▶ _WHAT TO DO_
In the listing below, locate the lines that hold "expelling" and copy them.

▶ _PROVIDED MATERIAL_
----------
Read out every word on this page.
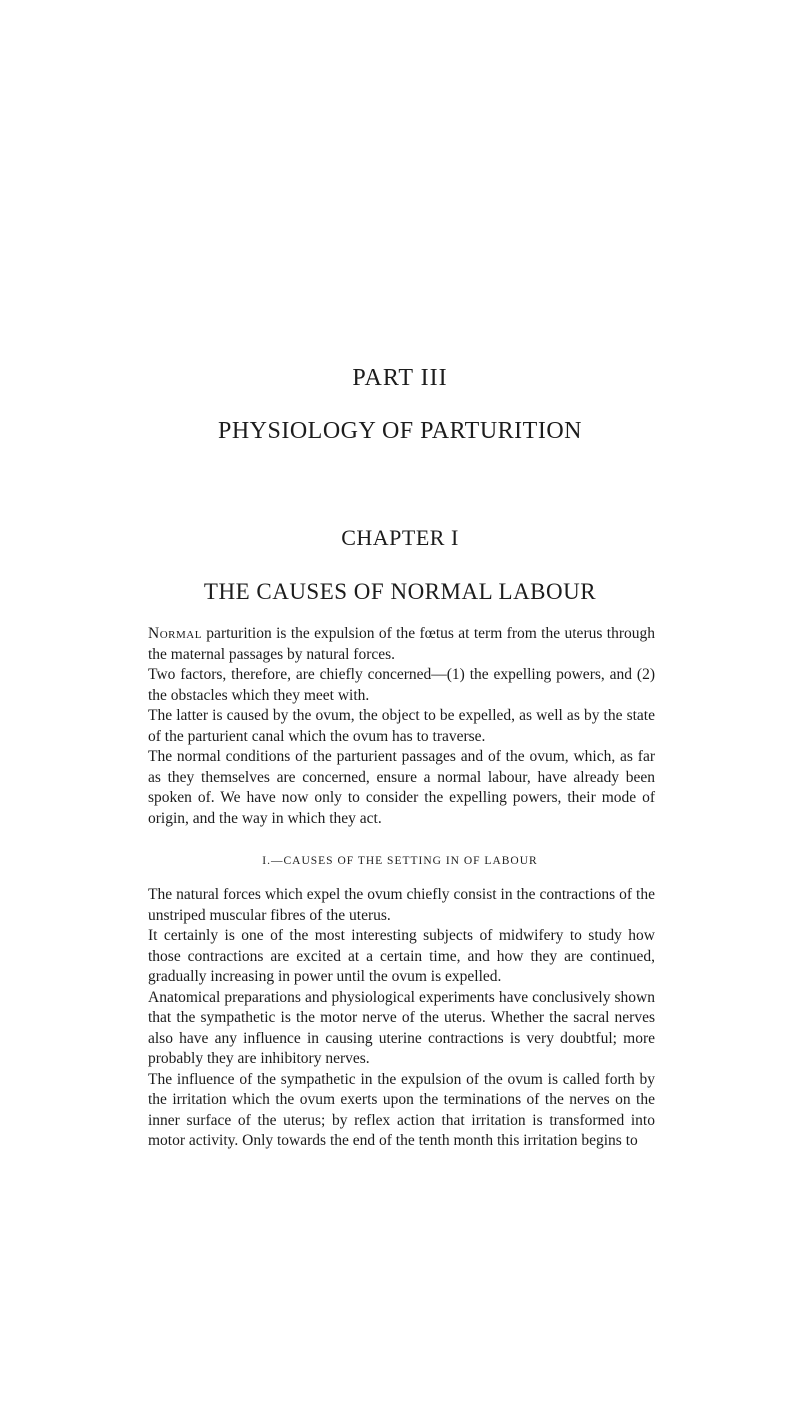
PART III
PHYSIOLOGY OF PARTURITION
CHAPTER I
THE CAUSES OF NORMAL LABOUR

Normal parturition is the expulsion of the fœtus at term from the uterus through the maternal passages by natural forces.

Two factors, therefore, are chiefly concerned—(1) the expelling powers, and (2) the obstacles which they meet with.

The latter is caused by the ovum, the object to be expelled, as well as by the state of the parturient canal which the ovum has to traverse.

The normal conditions of the parturient passages and of the ovum, which, as far as they themselves are concerned, ensure a normal labour, have already been spoken of. We have now only to consider the expelling powers, their mode of origin, and the way in which they act.

I.—CAUSES OF THE SETTING IN OF LABOUR

The natural forces which expel the ovum chiefly consist in the contractions of the unstriped muscular fibres of the uterus.

It certainly is one of the most interesting subjects of midwifery to study how those contractions are excited at a certain time, and how they are continued, gradually increasing in power until the ovum is expelled.

Anatomical preparations and physiological experiments have conclusively shown that the sympathetic is the motor nerve of the uterus. Whether the sacral nerves also have any influence in causing uterine contractions is very doubtful; more probably they are inhibitory nerves.

The influence of the sympathetic in the expulsion of the ovum is called forth by the irritation which the ovum exerts upon the terminations of the nerves on the inner surface of the uterus; by reflex action that irritation is transformed into motor activity. Only towards the end of the tenth month this irritation begins to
----------
▶ _ANSWER FOR THE TASK_
Two factors, therefore, are chiefly concerned—(1) the expelling powers, and (2) the obstacles which they meet with.
The normal conditions of the parturient passages and of the ovum, which, as far as they themselves are concerned, ensure a normal labour, have already been spoken of. We have now only to consider the expelling powers, their mode of origin, and the way in which they act.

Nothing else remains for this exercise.